Written instruction ▸
Extract the complete listing and output it unchanged.

Records for the task ▸
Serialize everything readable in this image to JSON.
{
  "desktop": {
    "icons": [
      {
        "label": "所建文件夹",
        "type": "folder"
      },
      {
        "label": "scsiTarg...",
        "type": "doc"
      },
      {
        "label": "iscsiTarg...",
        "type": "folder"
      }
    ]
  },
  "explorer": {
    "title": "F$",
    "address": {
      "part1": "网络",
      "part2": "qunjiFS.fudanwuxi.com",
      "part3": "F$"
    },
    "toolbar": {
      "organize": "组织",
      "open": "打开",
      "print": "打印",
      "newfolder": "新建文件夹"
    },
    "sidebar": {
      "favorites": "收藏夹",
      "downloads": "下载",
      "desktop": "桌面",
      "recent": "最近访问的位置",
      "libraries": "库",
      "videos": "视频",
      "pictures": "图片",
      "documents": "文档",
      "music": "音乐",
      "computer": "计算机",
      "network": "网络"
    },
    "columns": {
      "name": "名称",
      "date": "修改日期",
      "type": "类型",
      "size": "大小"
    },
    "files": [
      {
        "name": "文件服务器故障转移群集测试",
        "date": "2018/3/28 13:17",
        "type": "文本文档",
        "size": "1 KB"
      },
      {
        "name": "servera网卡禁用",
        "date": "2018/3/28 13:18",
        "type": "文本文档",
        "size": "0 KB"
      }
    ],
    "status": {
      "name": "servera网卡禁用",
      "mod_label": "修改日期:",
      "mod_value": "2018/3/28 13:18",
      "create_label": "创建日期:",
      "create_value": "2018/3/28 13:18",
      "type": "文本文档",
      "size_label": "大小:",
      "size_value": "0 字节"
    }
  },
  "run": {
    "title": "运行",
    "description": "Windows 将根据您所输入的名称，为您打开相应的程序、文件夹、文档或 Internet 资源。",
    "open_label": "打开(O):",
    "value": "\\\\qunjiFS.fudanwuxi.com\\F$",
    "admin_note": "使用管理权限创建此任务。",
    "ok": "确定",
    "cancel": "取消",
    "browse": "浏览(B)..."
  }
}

Task answer ▸
Serialize everything readable in this image to JSON.
{
  "desktop": {
    "icons": [
      {
        "label": "所建文件夹",
        "type": "folder"
      },
      {
        "label": "scsiTarg...",
        "type": "doc"
      },
      {
        "label": "iscsiTarg...",
        "type": "folder"
      }
    ]
  },
  "explorer": {
    "title": "F$",
    "address": {
      "part1": "网络",
      "part2": "qunjiFS.fudanwuxi.com",
      "part3": "F$"
    },
    "toolbar": {
      "organize": "组织",
      "open": "打开",
      "print": "打印",
      "newfolder": "新建文件夹"
    },
    "sidebar": {
      "favorites": "收藏夹",
      "downloads": "下载",
      "desktop": "桌面",
      "recent": "最近访问的位置",
      "libraries": "库",
      "videos": "视频",
      "pictures": "图片",
      "documents": "文档",
      "music": "音乐",
      "computer": "计算机",
      "network": "网络"
    },
    "columns": {
      "name": "名称",
      "date": "修改日期",
      "type": "类型",
      "size": "大小"
    },
    "files": [
      {
        "name": "文件服务器故障转移群集测试",
        "date": "2018/3/28 13:17",
        "type": "文本文档",
        "size": "1 KB"
      },
      {
        "name": "servera网卡禁用",
        "date": "2018/3/28 13:18",
        "type": "文本文档",
        "size": "0 KB"
      }
    ],
    "status": {
      "name": "servera网卡禁用",
      "mod_label": "修改日期:",
      "mod_value": "2018/3/28 13:18",
      "create_label": "创建日期:",
      "create_value": "2018/3/28 13:18",
      "type": "文本文档",
      "size_label": "大小:",
      "size_value": "0 字节"
    }
  },
  "run": {
    "title": "运行",
    "description": "Windows 将根据您所输入的名称，为您打开相应的程序、文件夹、文档或 Internet 资源。",
    "open_label": "打开(O):",
    "value": "\\\\qunjiFS.fudanwuxi.com\\F$",
    "admin_note": "使用管理权限创建此任务。",
    "ok": "确定",
    "cancel": "取消",
    "browse": "浏览(B)..."
  }
}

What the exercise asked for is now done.